[Required work] Copy out all lines with the word "透过车窗" in them.

____

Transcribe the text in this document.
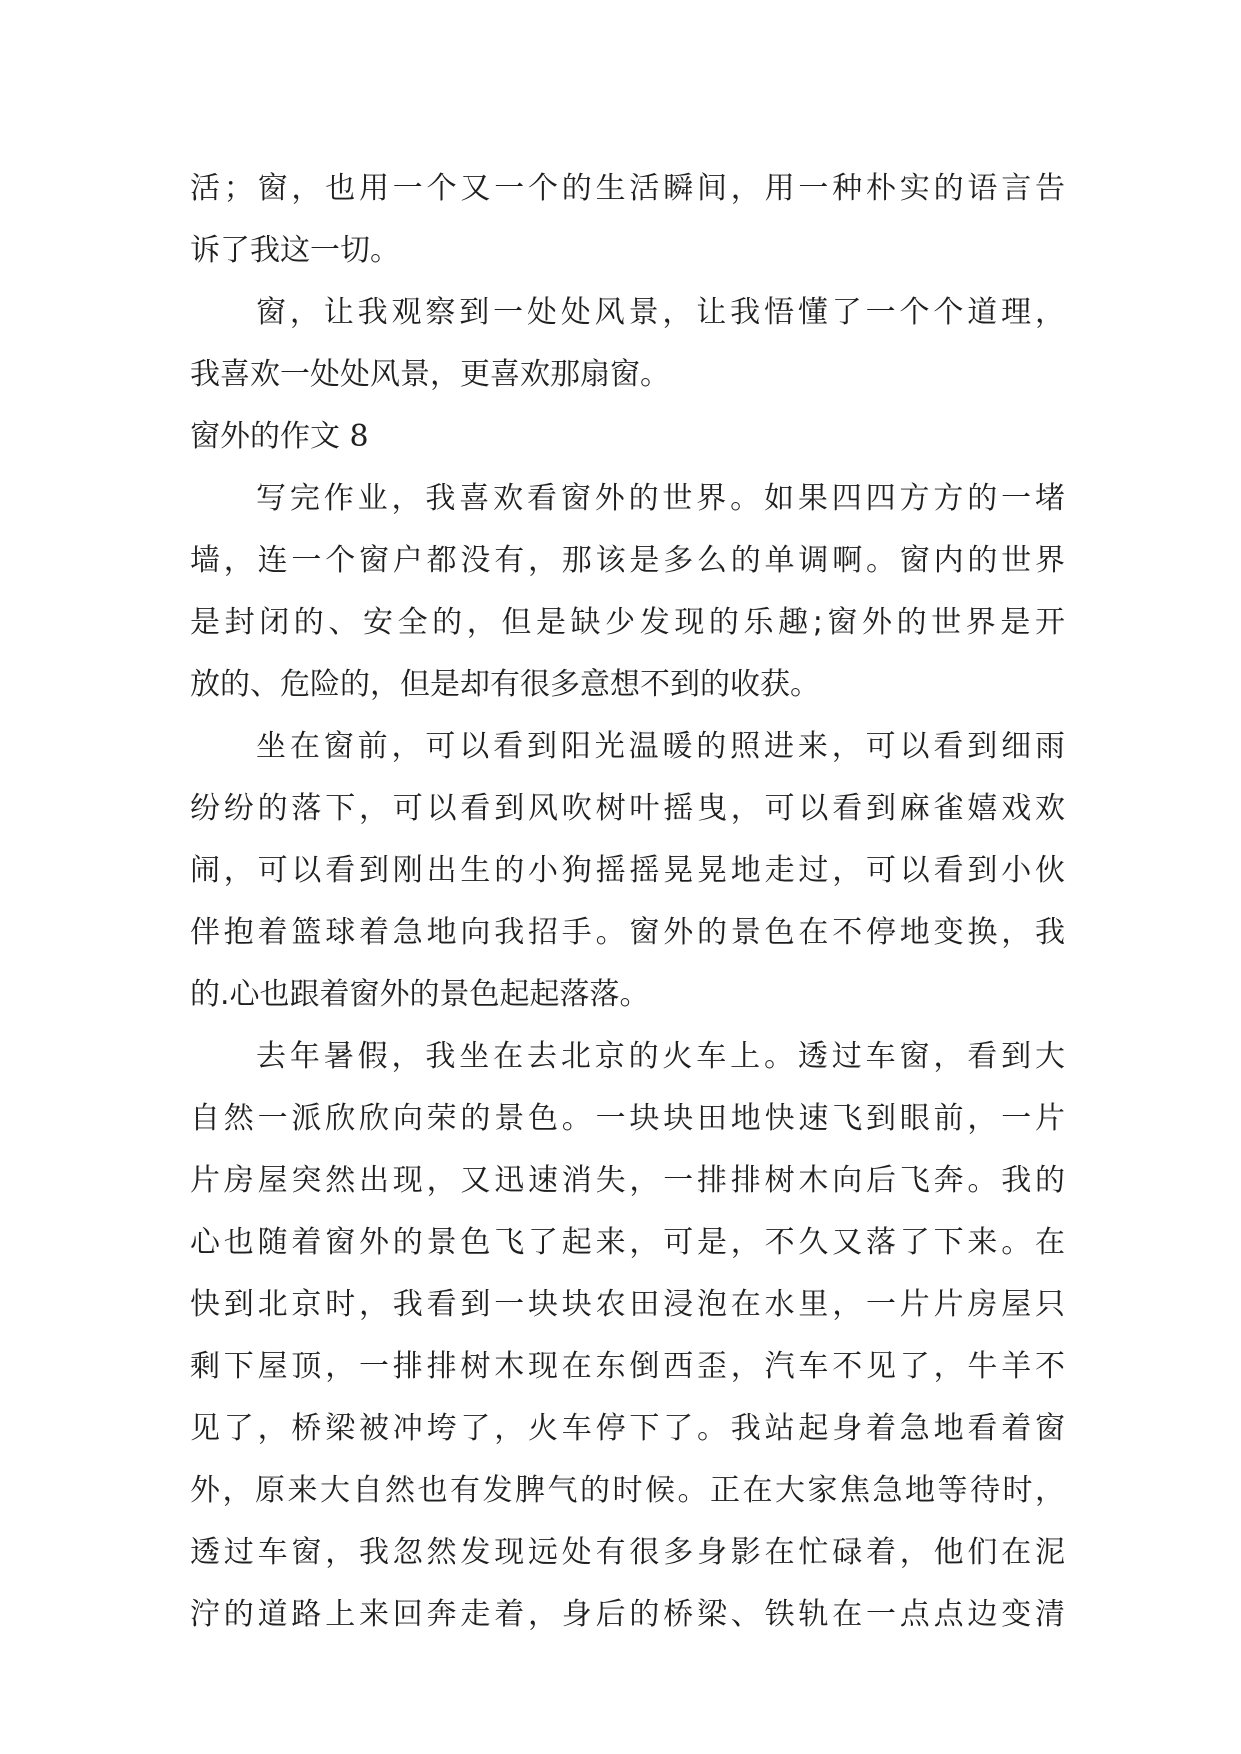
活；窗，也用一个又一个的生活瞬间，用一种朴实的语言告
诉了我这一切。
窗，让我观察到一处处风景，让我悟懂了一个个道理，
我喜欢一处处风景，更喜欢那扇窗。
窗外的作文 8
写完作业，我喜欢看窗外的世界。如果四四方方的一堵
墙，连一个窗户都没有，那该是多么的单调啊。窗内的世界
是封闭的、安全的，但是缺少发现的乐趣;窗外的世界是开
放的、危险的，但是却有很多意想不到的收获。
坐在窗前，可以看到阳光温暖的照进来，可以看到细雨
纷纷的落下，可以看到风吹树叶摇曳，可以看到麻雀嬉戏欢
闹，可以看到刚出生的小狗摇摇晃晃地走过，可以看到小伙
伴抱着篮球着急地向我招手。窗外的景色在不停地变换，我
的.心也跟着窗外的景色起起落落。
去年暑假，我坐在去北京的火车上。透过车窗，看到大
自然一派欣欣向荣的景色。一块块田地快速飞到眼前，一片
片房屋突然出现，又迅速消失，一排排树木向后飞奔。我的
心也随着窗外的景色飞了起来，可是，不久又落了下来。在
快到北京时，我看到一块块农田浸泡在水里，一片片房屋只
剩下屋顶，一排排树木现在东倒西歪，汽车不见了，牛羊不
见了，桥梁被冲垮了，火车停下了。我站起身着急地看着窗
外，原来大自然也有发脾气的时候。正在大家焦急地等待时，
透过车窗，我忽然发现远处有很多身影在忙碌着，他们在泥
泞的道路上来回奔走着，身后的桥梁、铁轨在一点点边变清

____

[Task answer]
去年暑假，我坐在去北京的火车上。透过车窗，看到大
透过车窗，我忽然发现远处有很多身影在忙碌着，他们在泥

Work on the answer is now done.